== Source passage ==
════

So a weird debate we had on the road this last trip was which bottle top is better, screw top or cork top? Pointless, right? We thought so too…initially. Then we kept deliberating for a while and actually brought up some valid points and criticisms for both methods of preventing that glorious juice from spilling out of the bottle. Which begs the question, is there really a significant difference between screw top or cork top lids?
This whole debacle originally stemmed from an aesthetics debate. Which of these two methods looks better, more elegant, cheaper etc.? Then we got to thinking about qualities past just purely based on looks like function and sustainability. Ultimately starting from an offhand comment about Weller having both screw and pop tops, it ended up a commentary of our thoughts on environmental sustainability and the je ne sais quoi of design. And to answer the question I’m sure is in your mind right now, yes the consumption of alcohol was involved in this process.

════

== What is required ==
Reproduce the stretch of the bottle-top passage from "This whole debacle" through "in this process.", swapping "aesthetics" for "appearance". Work only from the bottle-top passage.

== Material provided ==
════

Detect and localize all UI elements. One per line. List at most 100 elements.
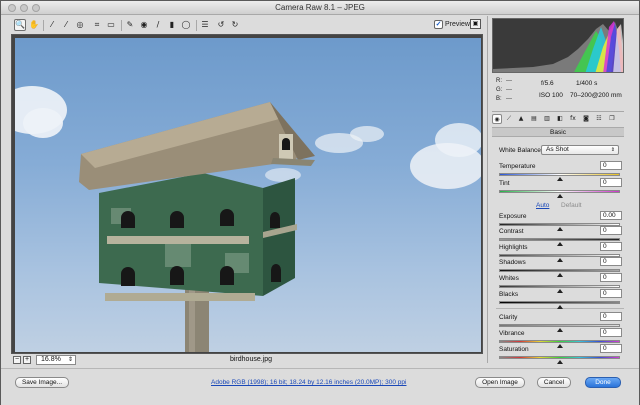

════

== Solution to this task ==
This whole debacle originally stemmed from an appearance debate. Which of these two methods looks better, more elegant, cheaper etc.? Then we got to thinking about qualities past just purely based on looks like function and sustainability. Ultimately starting from an offhand comment about Weller having both screw and pop tops, it ended up a commentary of our thoughts on environmental sustainability and the je ne sais quoi of design. And to answer the question I’m sure is in your mind right now, yes the consumption of alcohol was involved in this process.